- **Tarea planteada A**
Enumere las tres cosas que, según el fragmento sobre la parábola del sembrador, el evangelio no es.
- **Tarea planteada B**
Indique si cada afirmación coincide con el fragmento sobre la parábola del sembrador y cite las palabras que lo deciden: (i) la siembra del evangelio termina en una cosecha fecunda; (ii) el evangelio se presenta como una religión con gran porvenir; (iii) los medios de comunicación actuales nos ayudan a descubrir la fuerza de vida oculta.
- **Tarea planteada C**
Transcriba literalmente el pasaje del fragmento sobre la parábola del sembrador que comienza en "Empujados por el" y termina en "apariencias más desalentadoras.".

- **Fragmento del documento**
La parábola del sembrador es una invitación a la esperanza. La siembra del evangelio, muchas veces inútil por diversas contrariedades y oposiciones, tiene una fuerza incontenible. A pesar de todos los obstáculos y dificultades, y aun con resultados muy diversos, la siembra termina en cosecha fecunda que hace olvidar otros fracasos.
No hemos de perder la
confianza a causa de la aparente impotencia del reino de Dios. Siempre parece
que «la causa de Dios» está en decadencia y que el evangelio es algo insignificante
y sin futuro. Y sin embargo no es así. El evangelio no es una moral ni una
política, ni siquiera una religión con mayor o menor porvenir. El evangelio es
la fuerza salvadora de Dios «sembrada» por Jesús en el corazón del mundo y de
la vida de los hombres.
Empujados por el
sensacionalismo de los actuales medios de comunicación, parece que solo tenemos
ojos para ver el mal. Y ya no sabemos adivinar esa fuerza de vida que se halla
oculta bajo las apariencias más desalentadoras.

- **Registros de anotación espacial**
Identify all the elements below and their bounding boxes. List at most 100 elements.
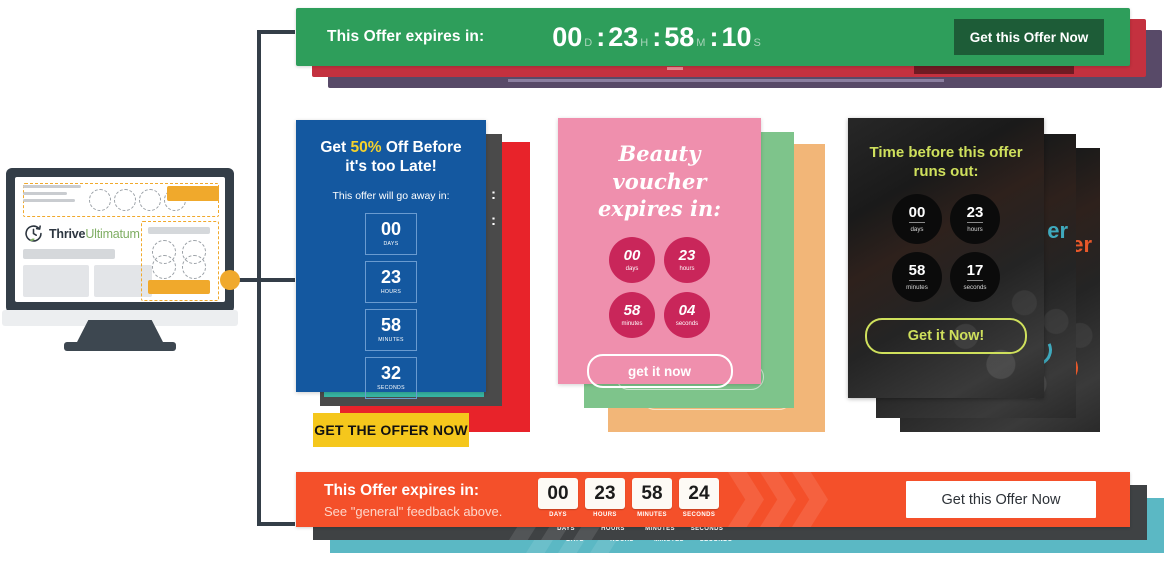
countdown-minutes-value: 58 [380,315,402,336]
countdown-cell-seconds: 24 SECONDS [679,478,719,518]
countdown-days-value: 00 [908,203,926,223]
screen-content-block [23,265,89,297]
countdown-days-value: 00 [538,478,578,509]
dark-card-countdown: 00 days 23 hours 58 minutes 17 seconds [876,193,1016,302]
screen-text-lines [23,185,83,206]
countdown-minutes-value: 58 [623,302,641,320]
pink-heading-line2: expires in: [597,196,722,222]
placeholder-circle-icon [89,189,111,211]
countdown-cell-minutes: 58 MINUTES [365,308,417,351]
countdown-hours-label: HOURS [593,512,617,518]
countdown-seconds-value: 32 [380,363,402,384]
countdown-seconds-value: 04 [678,302,696,320]
countdown-minutes-label: MINUTES [378,337,404,344]
placeholder-circle-icon [182,255,206,279]
countdown-seconds-unit: S [753,36,761,49]
pink-card-front: Beauty voucher expires in: 00 days 23 ho… [558,118,761,389]
pink-card-heading: Beauty voucher expires in: [558,140,761,223]
countdown-hours-label: HOURS [380,289,402,296]
bottom-banner-countdown: 00 DAYS 23 HOURS 58 MINUTES 24 SECONDS [538,478,719,518]
blue-card-countdown: 00 DAYS 23 HOURS 58 MINUTES 32 SECONDS [338,212,444,399]
countdown-minutes-value: 58 [664,21,695,52]
bottom-banner-cta-button[interactable]: Get this Offer Now [906,481,1096,518]
top-banner-label: This Offer expires in: [327,28,485,45]
pink-heading-line1: Beauty voucher [612,141,707,194]
dark-card-front: Time before this offer runs out: 00 days… [848,118,1044,398]
countdown-separator: : [709,21,719,52]
countdown-minutes-value: 58 [632,478,672,509]
top-banner-cta-button[interactable]: Get this Offer Now [954,19,1104,55]
placeholder-circle-icon [139,189,161,211]
countdown-hours-unit: H [640,36,649,49]
countdown-days-unit: D [584,36,593,49]
blue-card-stack: : : Get 50% Off Before it's too Late! Th… [296,120,546,447]
monitor-stand-neck [76,320,164,344]
screen-sidebar-region [141,221,219,301]
clock-leaf-icon [23,223,44,244]
top-banner-stack: This Offer expires in: 00 D : 23 H : 58 … [296,8,1162,100]
logo-secondary-text: Ultimatum [85,226,140,241]
countdown-cell-hours: 23 hours [664,237,710,284]
countdown-days-value: 00 [552,21,583,52]
connector-branch-middle [257,278,295,282]
connector-branch-bottom [257,522,295,526]
countdown-cell-days: 00 DAYS [538,478,578,518]
blue-card-front: Get 50% Off Before it's too Late! This o… [296,120,486,447]
thrive-ultimatum-logo: ThriveUltimatum [23,223,140,244]
countdown-separator: : [652,21,662,52]
monitor-screen: ThriveUltimatum [15,177,225,302]
countdown-hours-value: 23 [608,21,639,52]
screen-subtitle-bar [23,249,115,259]
screen-sidebar-button [148,280,210,294]
logo-primary-text: Thrive [49,226,86,241]
countdown-seconds-label: seconds [963,283,987,291]
dark-card-stack: er er Time before this offer runs out: 0… [848,118,1128,436]
countdown-seconds-value: 24 [679,478,719,509]
bottom-banner-stack: DAYS HOURS MINUTES SECONDS DAYS HOURS MI… [296,472,1166,582]
blue-heading-pre: Get [320,139,351,156]
countdown-cell-seconds: 32 SECONDS [365,356,417,399]
pink-card-stack: Beauty voucher expires in: 00 days 23 ho… [558,118,828,434]
countdown-minutes-label: minutes [906,283,928,291]
blue-heading-highlight: 50% [350,139,382,156]
countdown-cell-minutes: 58 MINUTES [632,478,672,518]
pink-card-countdown: 00 days 23 hours 58 minutes 04 seconds [592,237,728,339]
countdown-hours-value: 23 [678,247,696,265]
countdown-minutes-value: 58 [908,261,926,281]
connector-branch-top [257,30,295,34]
countdown-cell-hours: 23 HOURS [585,478,625,518]
countdown-seconds-label: seconds [675,321,699,328]
countdown-hours-label: hours [679,266,695,273]
countdown-cell-hours: 23 HOURS [365,260,417,303]
bottom-banner-front: This Offer expires in: See "general" fee… [296,472,1130,527]
countdown-hours-label: hours [967,225,983,233]
countdown-cell-minutes: 58 minutes [609,292,655,339]
monitor-illustration: ThriveUltimatum [2,168,242,353]
dark-heading-line2: runs out: [913,162,979,180]
countdown-days-label: DAYS [549,512,567,518]
dark-mid-ghost-text: er [1047,218,1068,243]
countdown-cell-days: 00 days [892,193,942,244]
screen-sidebar-bar [148,227,210,234]
top-banner-countdown: 00 D : 23 H : 58 M : 10 S [552,22,762,53]
pink-card-cta-button[interactable]: get it now [586,354,733,389]
countdown-days-value: 00 [380,219,402,240]
countdown-days-label: DAYS [383,241,399,248]
countdown-separator: : [596,21,606,52]
dark-card-heading: Time before this offer runs out: [848,144,1044,182]
countdown-seconds-label: SECONDS [682,512,716,518]
countdown-cell-seconds: 04 seconds [664,292,710,339]
countdown-seconds-value: 17 [966,261,984,281]
countdown-minutes-label: MINUTES [637,512,667,518]
placeholder-circle-icon [152,255,176,279]
countdown-cell-seconds: 17 seconds [950,251,1000,302]
countdown-days-value: 00 [623,247,641,265]
countdown-minutes-unit: M [696,36,706,49]
countdown-cell-days: 00 DAYS [365,212,417,255]
countdown-cell-days: 00 days [609,237,655,284]
blue-card-cta-button[interactable]: GET THE OFFER NOW [313,412,469,447]
campaign-template-overview: ThriveUltimatum This Offer expires in: 0… [0,0,1170,585]
countdown-days-label: days [625,266,639,273]
dark-card-cta-button[interactable]: Get it Now! [865,317,1027,354]
placeholder-circle-icon [114,189,136,211]
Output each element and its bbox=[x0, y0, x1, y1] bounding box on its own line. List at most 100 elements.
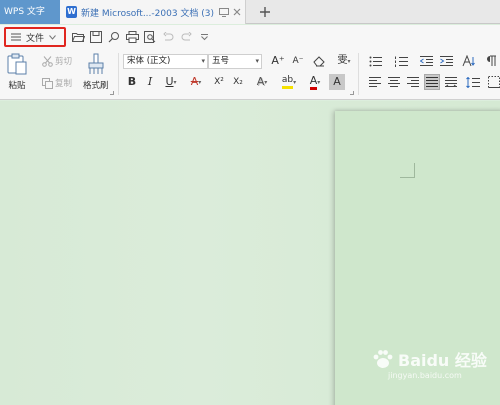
highlight-button[interactable]: ab ▾ bbox=[277, 74, 301, 90]
close-tab-icon[interactable] bbox=[233, 8, 241, 16]
scissors-icon bbox=[42, 55, 53, 67]
align-right-button[interactable] bbox=[405, 74, 421, 90]
phonetic-guide-button[interactable]: 雯 ▾ bbox=[333, 53, 355, 69]
justify-button[interactable] bbox=[424, 74, 440, 90]
font-group-launcher[interactable] bbox=[350, 91, 354, 95]
undo-button[interactable] bbox=[160, 29, 176, 45]
save-button[interactable] bbox=[88, 29, 104, 45]
text-effect-button[interactable]: A ▾ bbox=[251, 74, 273, 90]
menu-icon bbox=[11, 33, 21, 41]
print-button[interactable] bbox=[124, 29, 140, 45]
font-family-select[interactable]: 宋体 (正文) ▾ bbox=[123, 54, 208, 69]
align-center-icon bbox=[388, 77, 400, 87]
strikethrough-button[interactable]: A ▾ bbox=[185, 74, 207, 90]
file-menu-label: 文件 bbox=[26, 33, 45, 44]
paste-label: 粘贴 bbox=[8, 81, 26, 91]
subscript-button[interactable]: X₂ bbox=[230, 74, 246, 90]
underline-button[interactable]: U ▾ bbox=[160, 74, 182, 90]
print-preview-button[interactable] bbox=[142, 29, 158, 45]
paste-button[interactable]: 粘贴 bbox=[7, 53, 27, 91]
app-tab-wps[interactable]: WPS 文字 bbox=[0, 0, 60, 24]
page-margin-corner bbox=[400, 163, 415, 178]
chinese-layout-icon bbox=[462, 55, 475, 67]
align-right-icon bbox=[407, 77, 419, 87]
bullets-button[interactable] bbox=[364, 53, 386, 69]
folder-open-icon bbox=[71, 32, 85, 42]
shrink-font-icon: A⁻ bbox=[292, 56, 304, 66]
cut-button[interactable]: 剪切 bbox=[42, 55, 72, 67]
save-icon bbox=[90, 31, 102, 43]
shrink-font-button[interactable]: A⁻ bbox=[290, 53, 306, 69]
font-size-value: 五号 bbox=[212, 56, 230, 66]
print-preview-icon bbox=[144, 31, 156, 43]
dropdown-arrow-icon bbox=[200, 34, 208, 41]
word-doc-icon: W bbox=[66, 6, 77, 18]
open-button[interactable] bbox=[70, 29, 86, 45]
borders-icon bbox=[488, 76, 500, 88]
baidu-jingyan-watermark: Baidu 经验 bbox=[372, 347, 487, 371]
align-left-button[interactable] bbox=[367, 74, 383, 90]
align-center-button[interactable] bbox=[386, 74, 402, 90]
clipboard-group-launcher[interactable] bbox=[110, 91, 114, 95]
find-button[interactable] bbox=[106, 29, 122, 45]
copy-icon bbox=[42, 77, 53, 89]
italic-icon: I bbox=[147, 75, 153, 88]
underline-icon: U bbox=[165, 75, 174, 88]
italic-button[interactable]: I bbox=[142, 74, 158, 90]
watermark-url: jingyan.baidu.com bbox=[388, 371, 462, 380]
font-color-icon: A bbox=[309, 74, 318, 90]
new-tab-button[interactable] bbox=[256, 3, 274, 21]
chevron-down-icon: ▾ bbox=[255, 57, 259, 65]
grow-font-button[interactable]: A⁺ bbox=[270, 53, 286, 69]
chinese-layout-button[interactable] bbox=[458, 53, 480, 69]
font-color-button[interactable]: A ▾ bbox=[304, 74, 326, 90]
show-hide-marks-button[interactable] bbox=[483, 53, 499, 69]
document-tab-title: 新建 Microsoft...-2003 文档 (3) bbox=[81, 8, 215, 19]
text-effect-icon: A bbox=[256, 75, 265, 88]
format-painter-button[interactable]: 格式刷 bbox=[83, 53, 109, 91]
align-left-icon bbox=[369, 77, 381, 87]
plus-icon bbox=[260, 7, 270, 17]
watermark-text: Baidu 经验 bbox=[398, 351, 487, 370]
increase-indent-button[interactable] bbox=[438, 53, 454, 69]
distributed-align-button[interactable] bbox=[443, 74, 459, 90]
group-separator bbox=[118, 53, 119, 95]
font-family-value: 宋体 (正文) bbox=[127, 56, 171, 66]
borders-button[interactable] bbox=[486, 74, 500, 90]
bold-button[interactable]: B bbox=[124, 74, 140, 90]
customize-toolbar-button[interactable] bbox=[196, 29, 212, 45]
eraser-icon bbox=[313, 56, 325, 67]
subscript-icon: X₂ bbox=[233, 77, 243, 87]
grow-font-icon: A⁺ bbox=[271, 54, 285, 67]
line-spacing-icon bbox=[466, 76, 480, 88]
chevron-down-icon bbox=[49, 34, 56, 40]
strikethrough-icon: A bbox=[190, 75, 199, 88]
phonetic-guide-icon: 雯 bbox=[337, 55, 348, 66]
decrease-indent-button[interactable] bbox=[418, 53, 434, 69]
file-menu-button[interactable]: 文件 bbox=[4, 27, 66, 47]
clipboard-icon bbox=[7, 53, 27, 75]
printer-icon bbox=[125, 31, 139, 43]
chevron-down-icon: ▾ bbox=[201, 57, 205, 65]
ribbon-home: 粘贴 剪切 复制 格式刷 宋体 (正文) ▾ 五号 ▾ A⁺ A⁻ 雯 ▾ B I… bbox=[0, 49, 500, 100]
superscript-button[interactable]: X² bbox=[211, 74, 227, 90]
redo-button[interactable] bbox=[178, 29, 194, 45]
tab-window-icon[interactable] bbox=[219, 7, 229, 17]
copy-button[interactable]: 复制 bbox=[42, 77, 72, 89]
format-painter-label: 格式刷 bbox=[83, 81, 109, 91]
undo-icon bbox=[162, 32, 173, 41]
clear-format-button[interactable] bbox=[311, 53, 327, 69]
cut-label: 剪切 bbox=[55, 57, 73, 67]
character-shading-button[interactable]: A bbox=[329, 74, 345, 90]
document-tab[interactable]: W 新建 Microsoft...-2003 文档 (3) bbox=[60, 0, 246, 24]
highlighter-icon: ab bbox=[281, 75, 294, 89]
outdent-icon bbox=[419, 55, 433, 66]
paragraph-mark-icon bbox=[487, 55, 496, 66]
numbering-button[interactable] bbox=[390, 53, 412, 69]
group-separator bbox=[358, 53, 359, 95]
tab-bar: WPS 文字 W 新建 Microsoft...-2003 文档 (3) bbox=[0, 0, 500, 24]
font-size-select[interactable]: 五号 ▾ bbox=[208, 54, 262, 69]
numbered-list-icon bbox=[394, 56, 408, 67]
bold-icon: B bbox=[127, 75, 137, 88]
line-spacing-button[interactable] bbox=[462, 74, 484, 90]
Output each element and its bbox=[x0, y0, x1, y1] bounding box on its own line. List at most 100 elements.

- **Respuesta completa A**
una moral
una política
una religión con mayor o menor porvenir

- **Respuesta completa B**
(i) Sí: «la siembra termina en cosecha fecunda que hace olvidar otros fracasos».
(ii) No: «El evangelio no es una moral ni una política, ni siquiera una religión con mayor o menor porvenir».
(iii) No: «Empujados por el sensacionalismo de los actuales medios de comunicación, parece que solo tenemos ojos para ver el mal. Y ya no sabemos adivinar esa fuerza de vida».

- **Respuesta completa C**
Empujados por el
sensacionalismo de los actuales medios de comunicación, parece que solo tenemos
ojos para ver el mal. Y ya no sabemos adivinar esa fuerza de vida que se halla
oculta bajo las apariencias más desalentadoras.